----- Input records

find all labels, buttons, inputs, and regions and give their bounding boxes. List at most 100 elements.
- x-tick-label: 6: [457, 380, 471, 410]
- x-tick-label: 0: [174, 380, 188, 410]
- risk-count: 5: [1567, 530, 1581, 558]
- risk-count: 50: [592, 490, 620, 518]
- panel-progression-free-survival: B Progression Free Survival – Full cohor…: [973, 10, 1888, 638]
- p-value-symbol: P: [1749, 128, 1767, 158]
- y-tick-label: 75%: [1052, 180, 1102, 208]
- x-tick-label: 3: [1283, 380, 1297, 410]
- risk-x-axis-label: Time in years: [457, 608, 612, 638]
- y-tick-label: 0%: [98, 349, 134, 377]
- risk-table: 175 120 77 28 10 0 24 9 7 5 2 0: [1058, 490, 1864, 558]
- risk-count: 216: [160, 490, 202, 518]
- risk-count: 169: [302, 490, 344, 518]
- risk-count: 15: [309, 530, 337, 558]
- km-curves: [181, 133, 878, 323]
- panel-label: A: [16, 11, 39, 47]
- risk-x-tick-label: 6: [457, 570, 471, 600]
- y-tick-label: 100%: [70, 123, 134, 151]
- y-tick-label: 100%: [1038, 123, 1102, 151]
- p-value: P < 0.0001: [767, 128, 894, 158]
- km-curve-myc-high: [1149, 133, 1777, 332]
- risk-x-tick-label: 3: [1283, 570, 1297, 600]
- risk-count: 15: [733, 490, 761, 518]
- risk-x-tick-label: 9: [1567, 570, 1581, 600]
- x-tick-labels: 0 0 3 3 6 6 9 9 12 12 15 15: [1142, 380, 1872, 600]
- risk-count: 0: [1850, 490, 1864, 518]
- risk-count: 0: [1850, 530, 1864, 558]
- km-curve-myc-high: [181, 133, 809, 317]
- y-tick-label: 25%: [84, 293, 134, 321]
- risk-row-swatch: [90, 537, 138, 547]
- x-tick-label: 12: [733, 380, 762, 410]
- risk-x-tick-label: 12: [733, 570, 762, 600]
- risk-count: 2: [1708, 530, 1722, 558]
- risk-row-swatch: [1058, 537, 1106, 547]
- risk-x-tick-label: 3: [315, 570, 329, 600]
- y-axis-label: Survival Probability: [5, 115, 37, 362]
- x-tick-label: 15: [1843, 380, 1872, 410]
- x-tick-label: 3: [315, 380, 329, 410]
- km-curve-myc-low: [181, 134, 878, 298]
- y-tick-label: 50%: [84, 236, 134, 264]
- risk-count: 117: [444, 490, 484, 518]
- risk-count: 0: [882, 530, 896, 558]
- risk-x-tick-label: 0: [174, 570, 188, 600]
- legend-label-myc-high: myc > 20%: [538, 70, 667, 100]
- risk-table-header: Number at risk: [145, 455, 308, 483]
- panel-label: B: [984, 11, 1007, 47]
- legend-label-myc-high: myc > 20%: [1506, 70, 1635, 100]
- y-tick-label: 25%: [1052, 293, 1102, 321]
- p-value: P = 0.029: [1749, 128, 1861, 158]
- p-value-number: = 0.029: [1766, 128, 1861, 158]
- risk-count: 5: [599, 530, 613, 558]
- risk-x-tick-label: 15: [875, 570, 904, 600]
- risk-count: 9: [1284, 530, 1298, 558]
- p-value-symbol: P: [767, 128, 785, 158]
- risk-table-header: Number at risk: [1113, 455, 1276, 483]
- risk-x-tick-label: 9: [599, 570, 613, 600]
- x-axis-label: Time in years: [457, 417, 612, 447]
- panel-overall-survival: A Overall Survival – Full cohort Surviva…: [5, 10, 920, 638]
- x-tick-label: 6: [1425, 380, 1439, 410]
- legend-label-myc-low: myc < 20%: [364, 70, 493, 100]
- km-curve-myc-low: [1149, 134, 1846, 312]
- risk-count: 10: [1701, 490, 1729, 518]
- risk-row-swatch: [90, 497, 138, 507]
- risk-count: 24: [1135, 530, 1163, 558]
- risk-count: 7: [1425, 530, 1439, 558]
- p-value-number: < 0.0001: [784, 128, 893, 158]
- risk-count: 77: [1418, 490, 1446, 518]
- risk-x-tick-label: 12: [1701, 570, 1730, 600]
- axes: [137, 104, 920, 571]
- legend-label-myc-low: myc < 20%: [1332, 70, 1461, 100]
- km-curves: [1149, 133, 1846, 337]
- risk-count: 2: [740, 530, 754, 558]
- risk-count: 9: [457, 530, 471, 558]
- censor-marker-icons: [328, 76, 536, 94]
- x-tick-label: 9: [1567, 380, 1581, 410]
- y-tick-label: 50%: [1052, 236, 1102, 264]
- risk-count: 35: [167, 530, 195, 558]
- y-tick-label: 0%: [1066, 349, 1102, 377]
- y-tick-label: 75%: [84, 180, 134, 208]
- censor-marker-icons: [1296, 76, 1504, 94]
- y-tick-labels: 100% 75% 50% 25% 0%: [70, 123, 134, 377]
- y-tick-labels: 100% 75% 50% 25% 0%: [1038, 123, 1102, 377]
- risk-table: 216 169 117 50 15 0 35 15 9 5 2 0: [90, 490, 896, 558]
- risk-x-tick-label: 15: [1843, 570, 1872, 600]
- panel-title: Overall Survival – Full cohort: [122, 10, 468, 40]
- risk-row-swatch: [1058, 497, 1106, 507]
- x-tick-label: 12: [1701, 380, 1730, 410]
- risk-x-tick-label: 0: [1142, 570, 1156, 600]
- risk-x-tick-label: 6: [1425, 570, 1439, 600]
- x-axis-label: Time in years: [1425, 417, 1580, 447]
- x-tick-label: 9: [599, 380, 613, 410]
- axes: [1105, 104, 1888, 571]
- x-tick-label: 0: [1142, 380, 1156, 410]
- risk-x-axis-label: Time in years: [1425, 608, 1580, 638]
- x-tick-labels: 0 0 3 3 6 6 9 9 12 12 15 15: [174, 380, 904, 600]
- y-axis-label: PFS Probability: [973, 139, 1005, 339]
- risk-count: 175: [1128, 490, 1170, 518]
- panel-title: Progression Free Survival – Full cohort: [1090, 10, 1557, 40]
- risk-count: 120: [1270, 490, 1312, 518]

----------

## Goal
Recast each line of the records above as a numbered list, omitting any blank lines.

## Answer to the exercise
1. find all labels, buttons, inputs, and regions and give their bounding boxes. List at most 100 elements.
2. - x-tick-label: 6: [457, 380, 471, 410]
3. - x-tick-label: 0: [174, 380, 188, 410]
4. - risk-count: 5: [1567, 530, 1581, 558]
5. - risk-count: 50: [592, 490, 620, 518]
6. - panel-progression-free-survival: B Progression Free Survival – Full cohor…: [973, 10, 1888, 638]
7. - p-value-symbol: P: [1749, 128, 1767, 158]
8. - y-tick-label: 75%: [1052, 180, 1102, 208]
9. - x-tick-label: 3: [1283, 380, 1297, 410]
10. - risk-x-axis-label: Time in years: [457, 608, 612, 638]
11. - y-tick-label: 0%: [98, 349, 134, 377]
12. - risk-table: 175 120 77 28 10 0 24 9 7 5 2 0: [1058, 490, 1864, 558]
13. - risk-count: 216: [160, 490, 202, 518]
14. - risk-count: 169: [302, 490, 344, 518]
15. - risk-count: 15: [309, 530, 337, 558]
16. - km-curves: [181, 133, 878, 323]
17. - panel-label: A: [16, 11, 39, 47]
18. - risk-x-tick-label: 6: [457, 570, 471, 600]
19. - y-tick-label: 100%: [70, 123, 134, 151]
20. - y-tick-label: 100%: [1038, 123, 1102, 151]
21. - p-value: P < 0.0001: [767, 128, 894, 158]
22. - km-curve-myc-high: [1149, 133, 1777, 332]
23. - risk-x-tick-label: 3: [1283, 570, 1297, 600]
24. - risk-count: 15: [733, 490, 761, 518]
25. - risk-x-tick-label: 9: [1567, 570, 1581, 600]
26. - x-tick-labels: 0 0 3 3 6 6 9 9 12 12 15 15: [1142, 380, 1872, 600]
27. - risk-count: 0: [1850, 490, 1864, 518]
28. - risk-count: 0: [1850, 530, 1864, 558]
29. - km-curve-myc-high: [181, 133, 809, 317]
30. - y-tick-label: 25%: [84, 293, 134, 321]
31. - risk-row-swatch: [90, 537, 138, 547]
32. - x-tick-label: 12: [733, 380, 762, 410]
33. - risk-x-tick-label: 12: [733, 570, 762, 600]
34. - risk-count: 2: [1708, 530, 1722, 558]
35. - risk-row-swatch: [1058, 537, 1106, 547]
36. - risk-x-tick-label: 3: [315, 570, 329, 600]
37. - y-axis-label: Survival Probability: [5, 115, 37, 362]
38. - x-tick-label: 15: [1843, 380, 1872, 410]
39. - x-tick-label: 3: [315, 380, 329, 410]
40. - km-curve-myc-low: [181, 134, 878, 298]
41. - y-tick-label: 50%: [84, 236, 134, 264]
42. - risk-count: 117: [444, 490, 484, 518]
43. - risk-count: 0: [882, 530, 896, 558]
44. - risk-x-tick-label: 0: [174, 570, 188, 600]
45. - legend-label-myc-high: myc > 20%: [538, 70, 667, 100]
46. - risk-table-header: Number at risk: [145, 455, 308, 483]
47. - panel-label: B: [984, 11, 1007, 47]
48. - legend-label-myc-high: myc > 20%: [1506, 70, 1635, 100]
49. - y-tick-label: 25%: [1052, 293, 1102, 321]
50. - p-value: P = 0.029: [1749, 128, 1861, 158]
51. - p-value-number: = 0.029: [1766, 128, 1861, 158]
52. - risk-count: 5: [599, 530, 613, 558]
53. - risk-x-tick-label: 15: [875, 570, 904, 600]
54. - risk-count: 9: [1284, 530, 1298, 558]
55. - p-value-symbol: P: [767, 128, 785, 158]
56. - risk-table-header: Number at risk: [1113, 455, 1276, 483]
57. - risk-x-tick-label: 9: [599, 570, 613, 600]
58. - x-axis-label: Time in years: [457, 417, 612, 447]
59. - panel-overall-survival: A Overall Survival – Full cohort Surviva…: [5, 10, 920, 638]
60. - x-tick-label: 6: [1425, 380, 1439, 410]
61. - legend-label-myc-low: myc < 20%: [364, 70, 493, 100]
62. - km-curve-myc-low: [1149, 134, 1846, 312]
63. - risk-count: 10: [1701, 490, 1729, 518]
64. - risk-row-swatch: [90, 497, 138, 507]
65. - risk-count: 24: [1135, 530, 1163, 558]
66. - risk-count: 7: [1425, 530, 1439, 558]
67. - p-value-number: < 0.0001: [784, 128, 893, 158]
68. - risk-count: 77: [1418, 490, 1446, 518]
69. - risk-x-tick-label: 12: [1701, 570, 1730, 600]
70. - axes: [137, 104, 920, 571]
71. - legend-label-myc-low: myc < 20%: [1332, 70, 1461, 100]
72. - km-curves: [1149, 133, 1846, 337]
73. - risk-count: 2: [740, 530, 754, 558]
74. - risk-count: 9: [457, 530, 471, 558]
75. - censor-marker-icons: [328, 76, 536, 94]
76. - x-tick-label: 9: [1567, 380, 1581, 410]
77. - y-tick-label: 50%: [1052, 236, 1102, 264]
78. - risk-count: 35: [167, 530, 195, 558]
79. - y-tick-label: 0%: [1066, 349, 1102, 377]
80. - y-tick-label: 75%: [84, 180, 134, 208]
81. - censor-marker-icons: [1296, 76, 1504, 94]
82. - y-tick-labels: 100% 75% 50% 25% 0%: [70, 123, 134, 377]
83. - y-tick-labels: 100% 75% 50% 25% 0%: [1038, 123, 1102, 377]
84. - risk-table: 216 169 117 50 15 0 35 15 9 5 2 0: [90, 490, 896, 558]
85. - risk-x-tick-label: 15: [1843, 570, 1872, 600]
86. - panel-title: Overall Survival – Full cohort: [122, 10, 468, 40]
87. - risk-row-swatch: [1058, 497, 1106, 507]
88. - x-tick-label: 12: [1701, 380, 1730, 410]
89. - risk-x-tick-label: 0: [1142, 570, 1156, 600]
90. - risk-x-tick-label: 6: [1425, 570, 1439, 600]
91. - x-axis-label: Time in years: [1425, 417, 1580, 447]
92. - x-tick-label: 9: [599, 380, 613, 410]
93. - axes: [1105, 104, 1888, 571]
94. - x-tick-label: 0: [1142, 380, 1156, 410]
95. - risk-x-axis-label: Time in years: [1425, 608, 1580, 638]
96. - x-tick-labels: 0 0 3 3 6 6 9 9 12 12 15 15: [174, 380, 904, 600]
97. - y-axis-label: PFS Probability: [973, 139, 1005, 339]
98. - risk-count: 175: [1128, 490, 1170, 518]
99. - panel-title: Progression Free Survival – Full cohort: [1090, 10, 1557, 40]
100. - risk-count: 120: [1270, 490, 1312, 518]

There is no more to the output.